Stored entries
%%

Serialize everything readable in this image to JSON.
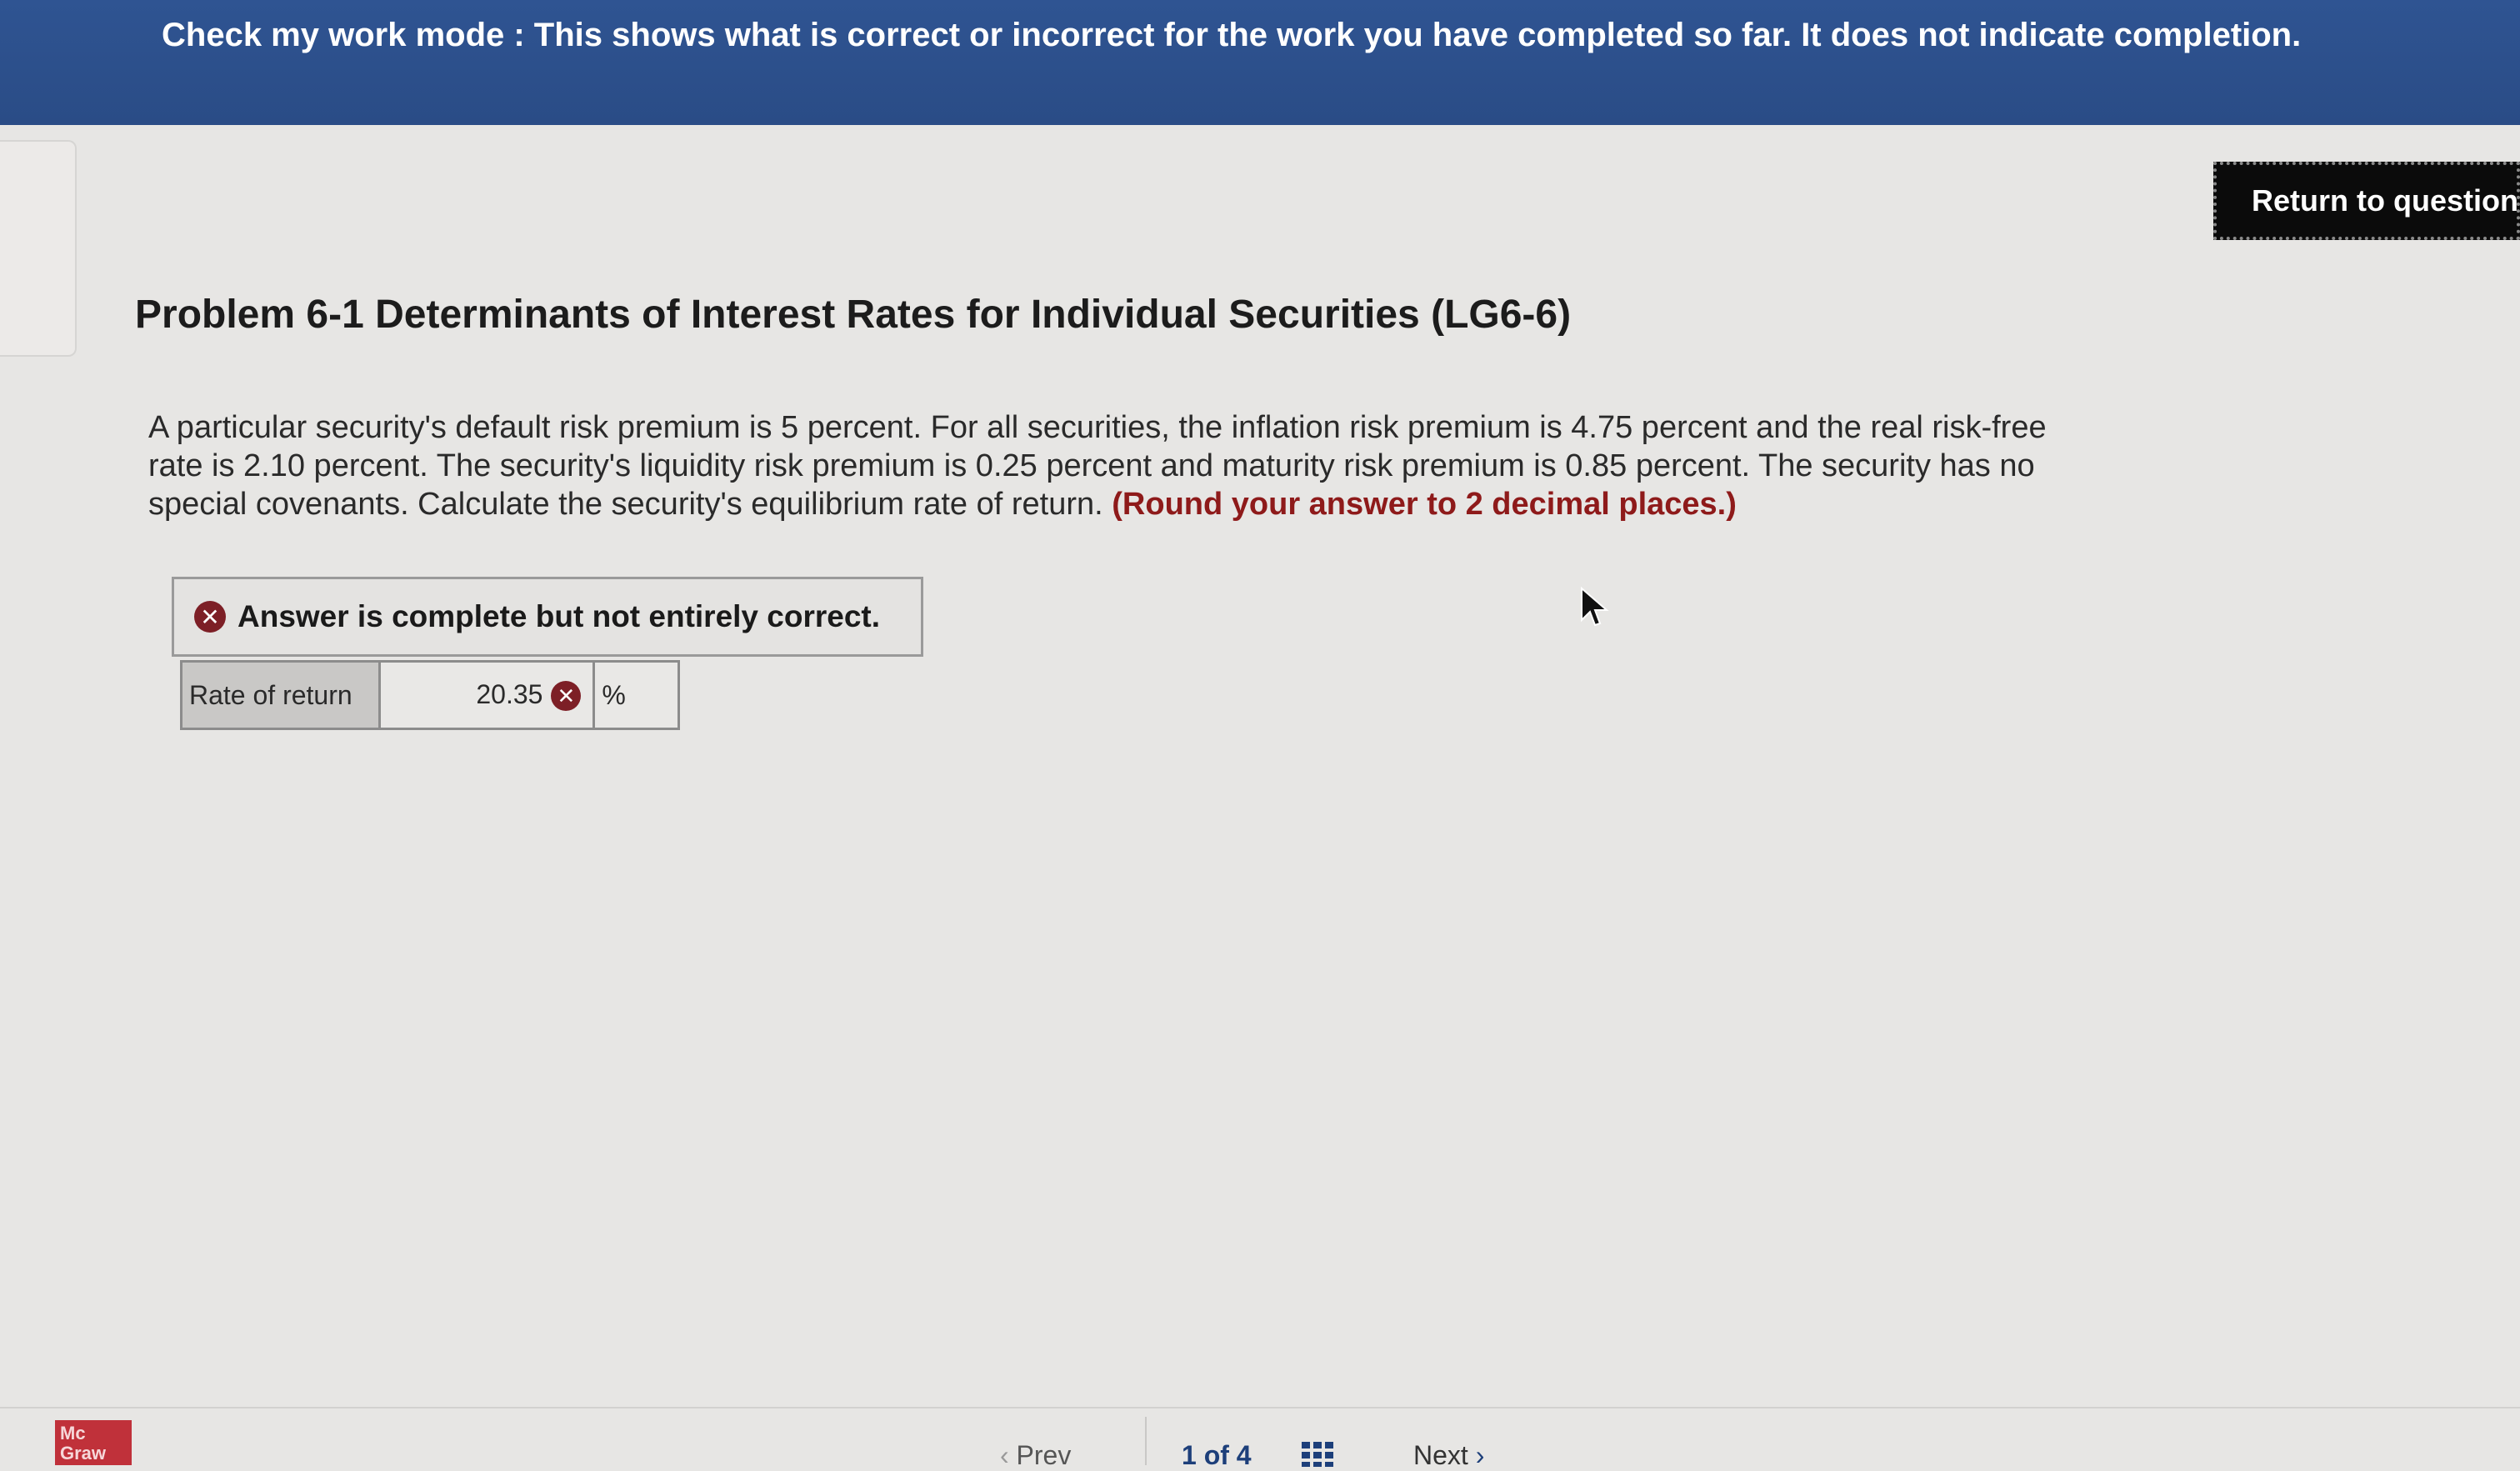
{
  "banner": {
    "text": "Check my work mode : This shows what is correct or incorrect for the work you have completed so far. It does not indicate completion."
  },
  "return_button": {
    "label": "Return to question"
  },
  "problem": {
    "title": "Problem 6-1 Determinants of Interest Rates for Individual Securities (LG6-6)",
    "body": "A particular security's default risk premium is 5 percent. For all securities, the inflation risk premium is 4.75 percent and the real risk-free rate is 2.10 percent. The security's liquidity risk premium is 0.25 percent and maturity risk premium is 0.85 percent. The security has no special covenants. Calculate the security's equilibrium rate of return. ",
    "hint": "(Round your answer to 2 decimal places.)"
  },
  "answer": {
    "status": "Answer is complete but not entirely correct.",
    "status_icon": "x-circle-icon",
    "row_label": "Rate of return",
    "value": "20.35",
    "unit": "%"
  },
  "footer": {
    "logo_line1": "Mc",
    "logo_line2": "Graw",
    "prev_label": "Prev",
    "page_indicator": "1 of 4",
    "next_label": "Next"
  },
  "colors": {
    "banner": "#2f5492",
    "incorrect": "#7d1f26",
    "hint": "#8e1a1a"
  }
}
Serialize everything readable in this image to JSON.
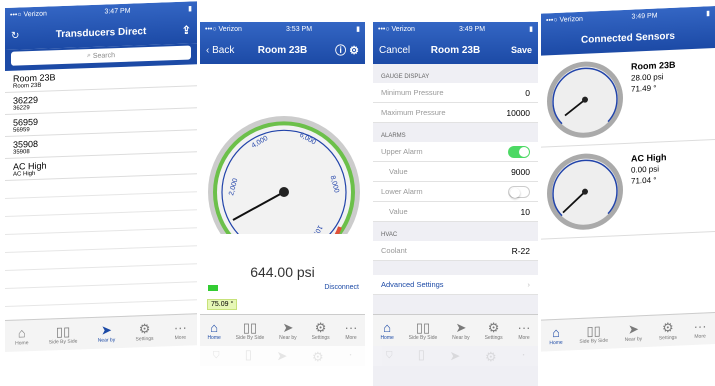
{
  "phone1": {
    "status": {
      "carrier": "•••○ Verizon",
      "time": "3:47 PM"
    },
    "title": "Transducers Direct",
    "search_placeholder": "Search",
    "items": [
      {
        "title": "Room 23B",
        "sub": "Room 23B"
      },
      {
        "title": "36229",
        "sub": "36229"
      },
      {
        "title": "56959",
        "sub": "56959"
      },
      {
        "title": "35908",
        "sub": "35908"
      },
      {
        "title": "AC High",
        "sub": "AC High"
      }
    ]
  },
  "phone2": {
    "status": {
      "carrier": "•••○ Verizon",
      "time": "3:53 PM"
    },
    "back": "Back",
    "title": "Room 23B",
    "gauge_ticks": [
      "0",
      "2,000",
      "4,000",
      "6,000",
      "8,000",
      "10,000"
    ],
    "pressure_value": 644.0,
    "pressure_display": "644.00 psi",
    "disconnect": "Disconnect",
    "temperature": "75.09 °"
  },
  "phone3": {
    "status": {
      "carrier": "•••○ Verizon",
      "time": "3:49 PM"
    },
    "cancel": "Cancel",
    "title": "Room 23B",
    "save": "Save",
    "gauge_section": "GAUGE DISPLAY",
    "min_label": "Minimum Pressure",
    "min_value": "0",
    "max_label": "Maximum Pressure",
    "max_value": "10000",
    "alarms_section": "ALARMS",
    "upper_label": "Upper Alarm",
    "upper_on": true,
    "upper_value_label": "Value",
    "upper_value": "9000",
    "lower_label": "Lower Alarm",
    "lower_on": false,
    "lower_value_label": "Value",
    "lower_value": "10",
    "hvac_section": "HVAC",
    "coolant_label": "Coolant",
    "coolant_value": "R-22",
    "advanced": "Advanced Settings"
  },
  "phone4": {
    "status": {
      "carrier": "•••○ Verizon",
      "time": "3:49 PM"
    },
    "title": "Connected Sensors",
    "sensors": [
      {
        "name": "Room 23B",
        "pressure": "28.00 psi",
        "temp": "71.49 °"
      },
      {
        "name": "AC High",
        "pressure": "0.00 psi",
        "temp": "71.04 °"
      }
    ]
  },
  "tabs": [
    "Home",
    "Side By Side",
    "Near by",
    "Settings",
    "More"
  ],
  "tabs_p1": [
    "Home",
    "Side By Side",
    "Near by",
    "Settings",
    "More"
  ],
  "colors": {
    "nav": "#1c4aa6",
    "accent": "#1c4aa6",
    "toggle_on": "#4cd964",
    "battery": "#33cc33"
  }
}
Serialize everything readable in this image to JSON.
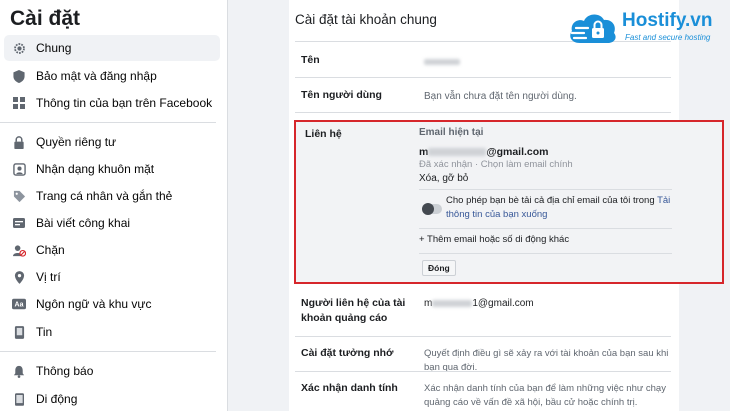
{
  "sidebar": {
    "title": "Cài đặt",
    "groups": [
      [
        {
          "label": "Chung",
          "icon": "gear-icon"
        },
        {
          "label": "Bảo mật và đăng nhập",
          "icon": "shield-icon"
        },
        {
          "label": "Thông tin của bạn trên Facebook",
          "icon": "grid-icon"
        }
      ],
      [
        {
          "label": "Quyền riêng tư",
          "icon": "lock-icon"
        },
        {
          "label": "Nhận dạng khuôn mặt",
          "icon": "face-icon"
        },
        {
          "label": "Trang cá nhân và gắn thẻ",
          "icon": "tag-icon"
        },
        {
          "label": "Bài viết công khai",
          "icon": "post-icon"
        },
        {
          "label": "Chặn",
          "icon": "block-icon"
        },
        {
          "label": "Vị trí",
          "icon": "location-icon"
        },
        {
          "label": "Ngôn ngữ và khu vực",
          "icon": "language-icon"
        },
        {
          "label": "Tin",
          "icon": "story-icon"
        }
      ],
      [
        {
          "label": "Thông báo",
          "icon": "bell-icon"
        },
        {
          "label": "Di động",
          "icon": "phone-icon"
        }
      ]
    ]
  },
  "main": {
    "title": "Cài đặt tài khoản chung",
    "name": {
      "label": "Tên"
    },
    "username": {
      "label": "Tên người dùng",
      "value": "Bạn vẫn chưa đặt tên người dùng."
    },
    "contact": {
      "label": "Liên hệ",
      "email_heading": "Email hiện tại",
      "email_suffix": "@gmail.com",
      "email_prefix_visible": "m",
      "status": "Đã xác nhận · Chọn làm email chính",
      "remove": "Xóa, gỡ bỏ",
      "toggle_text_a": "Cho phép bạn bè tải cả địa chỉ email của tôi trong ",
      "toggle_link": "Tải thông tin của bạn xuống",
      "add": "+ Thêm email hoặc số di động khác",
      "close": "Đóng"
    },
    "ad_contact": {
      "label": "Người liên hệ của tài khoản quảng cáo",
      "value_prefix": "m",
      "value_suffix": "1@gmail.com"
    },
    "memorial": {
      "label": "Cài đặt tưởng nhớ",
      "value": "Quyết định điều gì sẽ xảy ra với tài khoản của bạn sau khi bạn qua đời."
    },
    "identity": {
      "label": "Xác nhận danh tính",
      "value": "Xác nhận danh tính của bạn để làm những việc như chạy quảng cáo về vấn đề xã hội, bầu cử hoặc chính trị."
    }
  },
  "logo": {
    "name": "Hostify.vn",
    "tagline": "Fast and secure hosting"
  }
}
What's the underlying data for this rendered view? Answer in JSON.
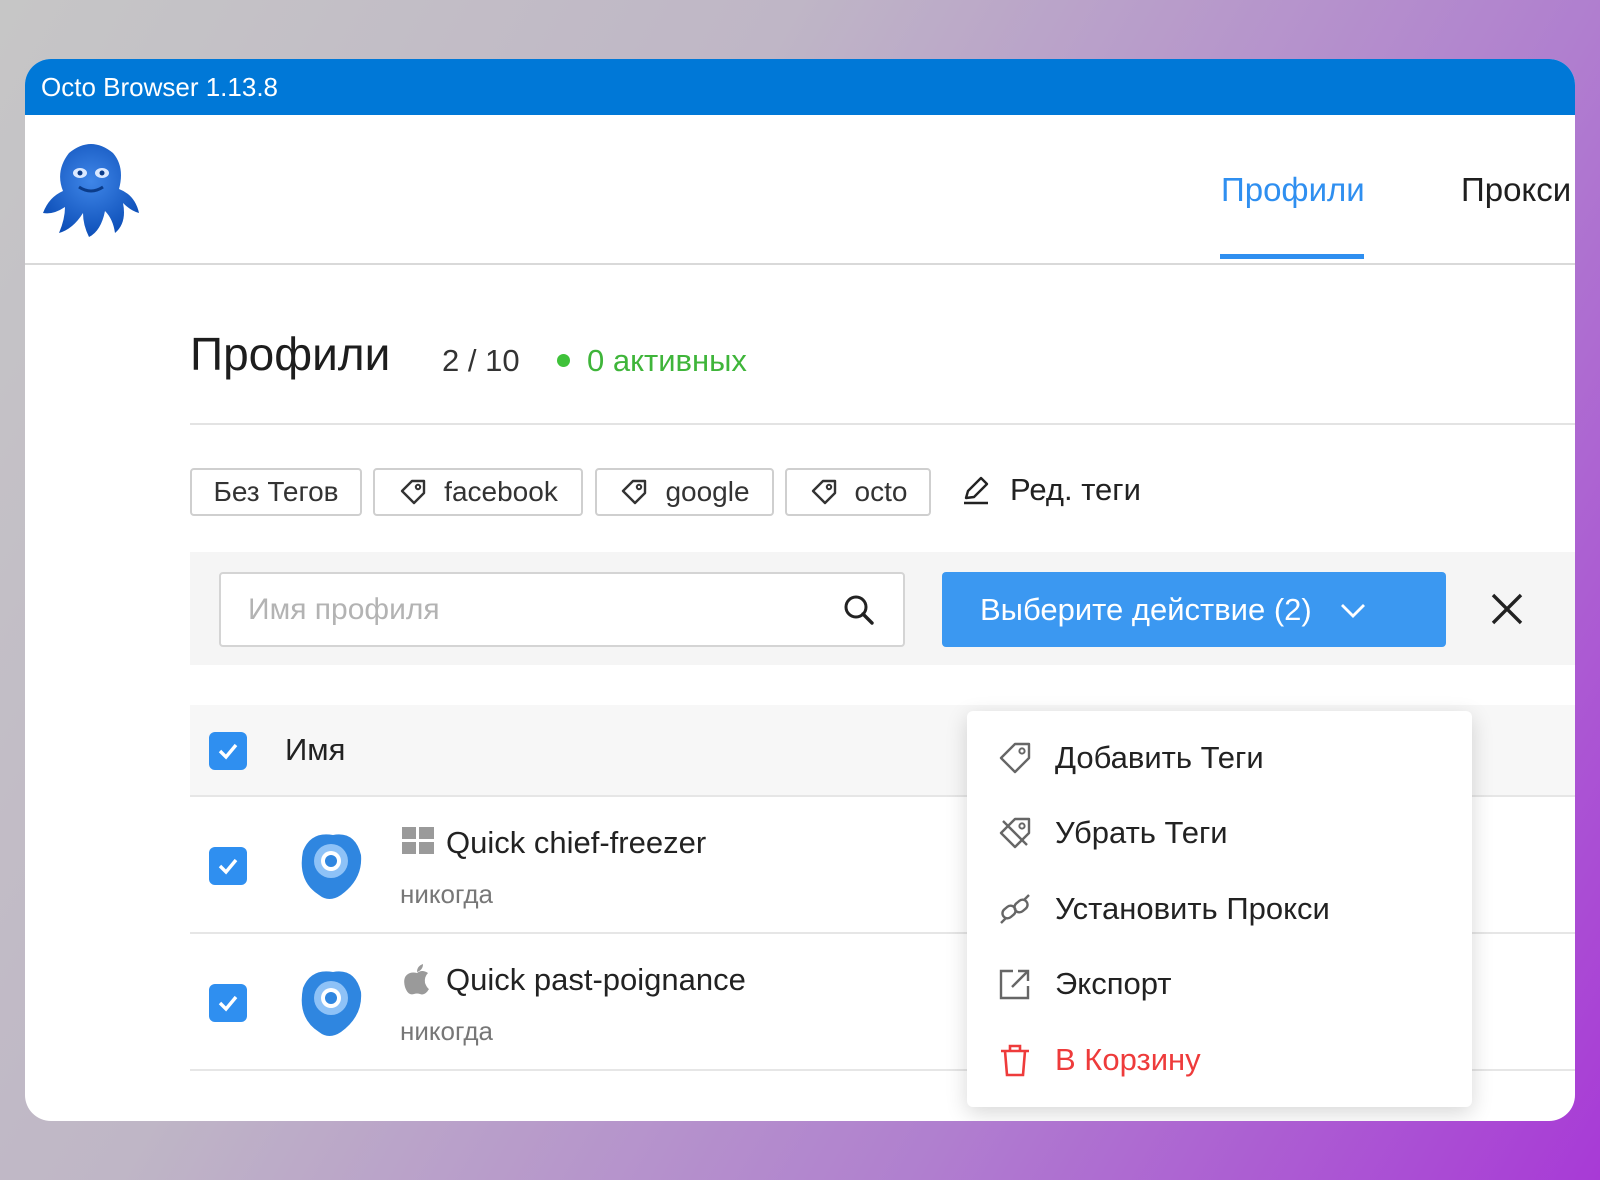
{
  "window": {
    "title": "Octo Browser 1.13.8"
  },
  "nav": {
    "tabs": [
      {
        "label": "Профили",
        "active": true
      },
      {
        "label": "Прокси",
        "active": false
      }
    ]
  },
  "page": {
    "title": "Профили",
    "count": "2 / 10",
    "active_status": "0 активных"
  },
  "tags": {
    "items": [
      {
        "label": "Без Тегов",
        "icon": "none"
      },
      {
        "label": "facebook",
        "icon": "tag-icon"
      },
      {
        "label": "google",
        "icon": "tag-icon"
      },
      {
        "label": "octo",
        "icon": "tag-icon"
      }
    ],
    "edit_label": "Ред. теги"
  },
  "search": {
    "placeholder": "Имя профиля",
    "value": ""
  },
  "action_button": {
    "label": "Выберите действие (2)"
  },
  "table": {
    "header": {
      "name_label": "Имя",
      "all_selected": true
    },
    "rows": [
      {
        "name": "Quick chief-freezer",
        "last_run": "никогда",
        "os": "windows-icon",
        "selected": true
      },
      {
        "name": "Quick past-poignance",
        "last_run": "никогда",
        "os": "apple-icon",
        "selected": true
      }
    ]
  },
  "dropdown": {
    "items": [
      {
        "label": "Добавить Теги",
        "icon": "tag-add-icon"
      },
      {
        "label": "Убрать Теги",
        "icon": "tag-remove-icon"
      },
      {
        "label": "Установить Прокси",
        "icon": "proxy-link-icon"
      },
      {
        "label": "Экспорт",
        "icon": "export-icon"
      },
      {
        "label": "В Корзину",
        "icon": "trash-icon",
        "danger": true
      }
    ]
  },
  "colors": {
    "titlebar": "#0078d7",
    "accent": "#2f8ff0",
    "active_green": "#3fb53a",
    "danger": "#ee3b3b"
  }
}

%%

_The problem_. From the listing above, collect every line that mentions the word "incorrect".

_Reply to the task_.
    "text": "Check my work mode : This shows what is correct or incorrect for the work you have completed so far. It does not indicate completion."
    "incorrect": "#7d1f26",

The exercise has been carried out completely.